:: Data for this task

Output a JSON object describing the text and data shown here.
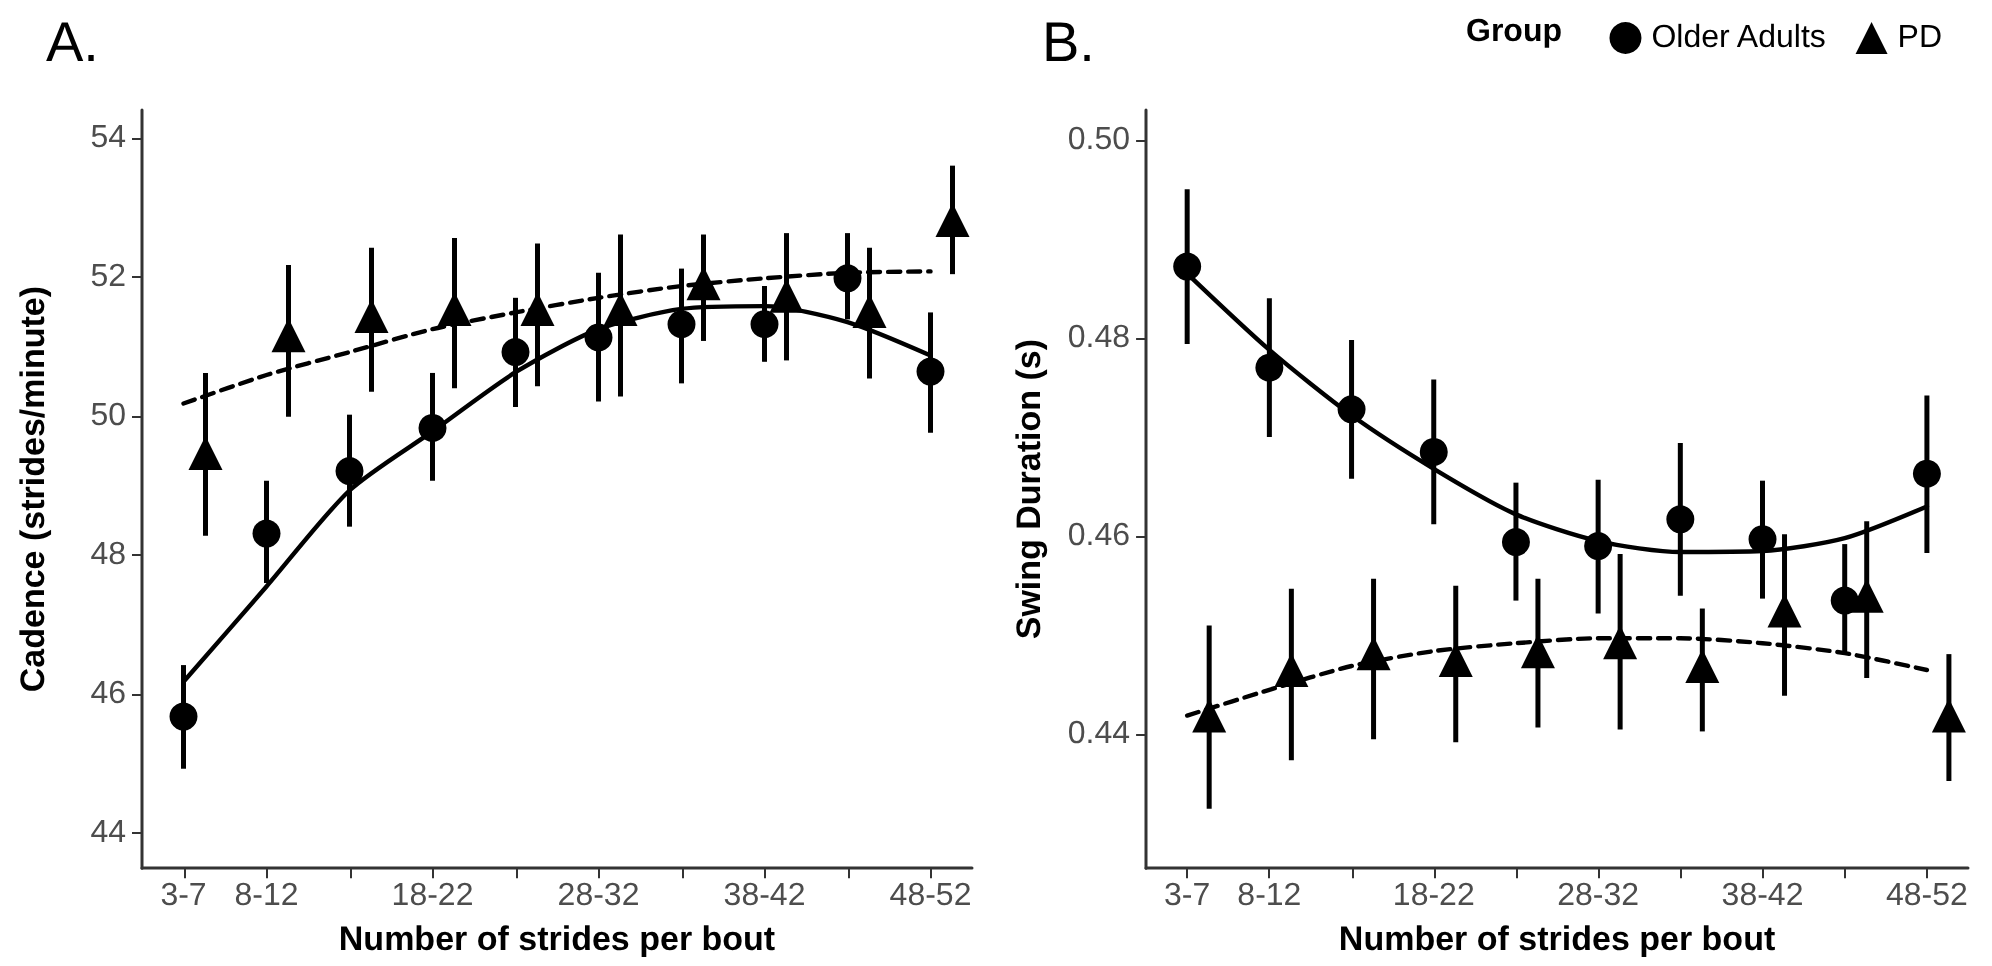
{
  "chart_data": [
    {
      "type": "scatter",
      "title": "A.",
      "xlabel": "Number of strides per bout",
      "ylabel": "Cadence (strides/minute)",
      "categories": [
        "3-7",
        "8-12",
        null,
        "18-22",
        null,
        "28-32",
        null,
        "38-42",
        null,
        "48-52"
      ],
      "ylim": [
        43.5,
        54.4
      ],
      "yticks": [
        44,
        46,
        48,
        50,
        52,
        54
      ],
      "grid": false,
      "legend": false,
      "series": [
        {
          "color": "#000000",
          "marker": "circle",
          "values": [
            45.68,
            48.31,
            49.21,
            49.83,
            50.92,
            51.13,
            51.32,
            51.32,
            51.98,
            50.64
          ],
          "errors": [
            [
              44.93,
              46.42
            ],
            [
              47.6,
              49.07
            ],
            [
              48.41,
              50.02
            ],
            [
              49.07,
              50.62
            ],
            [
              50.13,
              51.7
            ],
            [
              50.21,
              52.06
            ],
            [
              50.47,
              52.12
            ],
            [
              50.78,
              51.87
            ],
            [
              51.39,
              52.63
            ],
            [
              49.76,
              51.49
            ]
          ]
        },
        {
          "color": "#000000",
          "marker": "triangle",
          "values": [
            49.47,
            51.16,
            51.44,
            51.54,
            51.54,
            51.54,
            51.91,
            51.73,
            51.51,
            52.82
          ],
          "errors": [
            [
              48.28,
              50.62
            ],
            [
              49.99,
              52.17
            ],
            [
              50.35,
              52.42
            ],
            [
              50.4,
              52.56
            ],
            [
              50.43,
              52.48
            ],
            [
              50.28,
              52.61
            ],
            [
              51.08,
              52.61
            ],
            [
              50.8,
              52.63
            ],
            [
              50.54,
              52.42
            ],
            [
              52.04,
              53.6
            ]
          ]
        },
        {
          "type": "line",
          "color": "#000000",
          "marker": "none",
          "line_style": "solid",
          "values": [
            46.18,
            47.55,
            48.93,
            49.78,
            50.63,
            51.25,
            51.54,
            51.58,
            51.35,
            50.87
          ]
        },
        {
          "type": "line",
          "color": "#000000",
          "marker": "none",
          "line_style": "dashed",
          "values": [
            50.18,
            50.59,
            50.92,
            51.25,
            51.49,
            51.7,
            51.87,
            51.98,
            52.06,
            52.08
          ]
        }
      ]
    },
    {
      "type": "scatter",
      "title": "B.",
      "xlabel": "Number of strides per bout",
      "ylabel": "Swing Duration (s)",
      "legend_title": "Group",
      "categories": [
        "3-7",
        "8-12",
        null,
        "18-22",
        null,
        "28-32",
        null,
        "38-42",
        null,
        "48-52"
      ],
      "ylim": [
        0.4265,
        0.503
      ],
      "yticks": [
        {
          "value": 0.44,
          "label": "0.44"
        },
        {
          "value": 0.46,
          "label": "0.46"
        },
        {
          "value": 0.48,
          "label": "0.48"
        },
        {
          "value": 0.5,
          "label": "0.50"
        }
      ],
      "grid": false,
      "legend": "top right",
      "series": [
        {
          "name": "Older Adults",
          "color": "#000000",
          "marker": "circle",
          "values": [
            0.4872,
            0.477,
            0.4728,
            0.4685,
            0.4594,
            0.459,
            0.4617,
            0.4597,
            0.4535,
            0.4663
          ],
          "errors": [
            [
              0.4794,
              0.495
            ],
            [
              0.47,
              0.484
            ],
            [
              0.4658,
              0.4798
            ],
            [
              0.4612,
              0.4758
            ],
            [
              0.4535,
              0.4654
            ],
            [
              0.4522,
              0.4657
            ],
            [
              0.454,
              0.4694
            ],
            [
              0.4537,
              0.4656
            ],
            [
              0.4482,
              0.4592
            ],
            [
              0.4583,
              0.4742
            ]
          ]
        },
        {
          "name": "PD",
          "color": "#000000",
          "marker": "triangle",
          "values": [
            0.4419,
            0.4465,
            0.4482,
            0.4475,
            0.4484,
            0.4493,
            0.4469,
            0.4525,
            0.454,
            0.4419
          ],
          "errors": [
            [
              0.4325,
              0.451
            ],
            [
              0.4374,
              0.4547
            ],
            [
              0.4395,
              0.4557
            ],
            [
              0.4392,
              0.455
            ],
            [
              0.4407,
              0.4557
            ],
            [
              0.4405,
              0.4582
            ],
            [
              0.4403,
              0.4527
            ],
            [
              0.4439,
              0.4602
            ],
            [
              0.4457,
              0.4615
            ],
            [
              0.4353,
              0.4481
            ]
          ]
        },
        {
          "type": "line",
          "color": "#000000",
          "marker": "none",
          "line_style": "solid",
          "values": [
            0.4865,
            0.4788,
            0.4722,
            0.4668,
            0.4622,
            0.4595,
            0.4584,
            0.4585,
            0.4598,
            0.463
          ]
        },
        {
          "type": "line",
          "color": "#000000",
          "marker": "none",
          "line_style": "dashed",
          "values": [
            0.4419,
            0.4445,
            0.4469,
            0.4484,
            0.4492,
            0.4497,
            0.4497,
            0.4492,
            0.4482,
            0.4465
          ]
        }
      ]
    }
  ]
}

::::

- [Written problem]: Reproduce the listing exactly. Leave its pictures out.

- [Correct response]:
Output a JSON object describing the text and data shown here.
{
  "chart_data": [
    {
      "type": "scatter",
      "title": "A.",
      "xlabel": "Number of strides per bout",
      "ylabel": "Cadence (strides/minute)",
      "categories": [
        "3-7",
        "8-12",
        null,
        "18-22",
        null,
        "28-32",
        null,
        "38-42",
        null,
        "48-52"
      ],
      "ylim": [
        43.5,
        54.4
      ],
      "yticks": [
        44,
        46,
        48,
        50,
        52,
        54
      ],
      "grid": false,
      "legend": false,
      "series": [
        {
          "color": "#000000",
          "marker": "circle",
          "values": [
            45.68,
            48.31,
            49.21,
            49.83,
            50.92,
            51.13,
            51.32,
            51.32,
            51.98,
            50.64
          ],
          "errors": [
            [
              44.93,
              46.42
            ],
            [
              47.6,
              49.07
            ],
            [
              48.41,
              50.02
            ],
            [
              49.07,
              50.62
            ],
            [
              50.13,
              51.7
            ],
            [
              50.21,
              52.06
            ],
            [
              50.47,
              52.12
            ],
            [
              50.78,
              51.87
            ],
            [
              51.39,
              52.63
            ],
            [
              49.76,
              51.49
            ]
          ]
        },
        {
          "color": "#000000",
          "marker": "triangle",
          "values": [
            49.47,
            51.16,
            51.44,
            51.54,
            51.54,
            51.54,
            51.91,
            51.73,
            51.51,
            52.82
          ],
          "errors": [
            [
              48.28,
              50.62
            ],
            [
              49.99,
              52.17
            ],
            [
              50.35,
              52.42
            ],
            [
              50.4,
              52.56
            ],
            [
              50.43,
              52.48
            ],
            [
              50.28,
              52.61
            ],
            [
              51.08,
              52.61
            ],
            [
              50.8,
              52.63
            ],
            [
              50.54,
              52.42
            ],
            [
              52.04,
              53.6
            ]
          ]
        },
        {
          "type": "line",
          "color": "#000000",
          "marker": "none",
          "line_style": "solid",
          "values": [
            46.18,
            47.55,
            48.93,
            49.78,
            50.63,
            51.25,
            51.54,
            51.58,
            51.35,
            50.87
          ]
        },
        {
          "type": "line",
          "color": "#000000",
          "marker": "none",
          "line_style": "dashed",
          "values": [
            50.18,
            50.59,
            50.92,
            51.25,
            51.49,
            51.7,
            51.87,
            51.98,
            52.06,
            52.08
          ]
        }
      ]
    },
    {
      "type": "scatter",
      "title": "B.",
      "xlabel": "Number of strides per bout",
      "ylabel": "Swing Duration (s)",
      "legend_title": "Group",
      "categories": [
        "3-7",
        "8-12",
        null,
        "18-22",
        null,
        "28-32",
        null,
        "38-42",
        null,
        "48-52"
      ],
      "ylim": [
        0.4265,
        0.503
      ],
      "yticks": [
        {
          "value": 0.44,
          "label": "0.44"
        },
        {
          "value": 0.46,
          "label": "0.46"
        },
        {
          "value": 0.48,
          "label": "0.48"
        },
        {
          "value": 0.5,
          "label": "0.50"
        }
      ],
      "grid": false,
      "legend": "top right",
      "series": [
        {
          "name": "Older Adults",
          "color": "#000000",
          "marker": "circle",
          "values": [
            0.4872,
            0.477,
            0.4728,
            0.4685,
            0.4594,
            0.459,
            0.4617,
            0.4597,
            0.4535,
            0.4663
          ],
          "errors": [
            [
              0.4794,
              0.495
            ],
            [
              0.47,
              0.484
            ],
            [
              0.4658,
              0.4798
            ],
            [
              0.4612,
              0.4758
            ],
            [
              0.4535,
              0.4654
            ],
            [
              0.4522,
              0.4657
            ],
            [
              0.454,
              0.4694
            ],
            [
              0.4537,
              0.4656
            ],
            [
              0.4482,
              0.4592
            ],
            [
              0.4583,
              0.4742
            ]
          ]
        },
        {
          "name": "PD",
          "color": "#000000",
          "marker": "triangle",
          "values": [
            0.4419,
            0.4465,
            0.4482,
            0.4475,
            0.4484,
            0.4493,
            0.4469,
            0.4525,
            0.454,
            0.4419
          ],
          "errors": [
            [
              0.4325,
              0.451
            ],
            [
              0.4374,
              0.4547
            ],
            [
              0.4395,
              0.4557
            ],
            [
              0.4392,
              0.455
            ],
            [
              0.4407,
              0.4557
            ],
            [
              0.4405,
              0.4582
            ],
            [
              0.4403,
              0.4527
            ],
            [
              0.4439,
              0.4602
            ],
            [
              0.4457,
              0.4615
            ],
            [
              0.4353,
              0.4481
            ]
          ]
        },
        {
          "type": "line",
          "color": "#000000",
          "marker": "none",
          "line_style": "solid",
          "values": [
            0.4865,
            0.4788,
            0.4722,
            0.4668,
            0.4622,
            0.4595,
            0.4584,
            0.4585,
            0.4598,
            0.463
          ]
        },
        {
          "type": "line",
          "color": "#000000",
          "marker": "none",
          "line_style": "dashed",
          "values": [
            0.4419,
            0.4445,
            0.4469,
            0.4484,
            0.4492,
            0.4497,
            0.4497,
            0.4492,
            0.4482,
            0.4465
          ]
        }
      ]
    }
  ]
}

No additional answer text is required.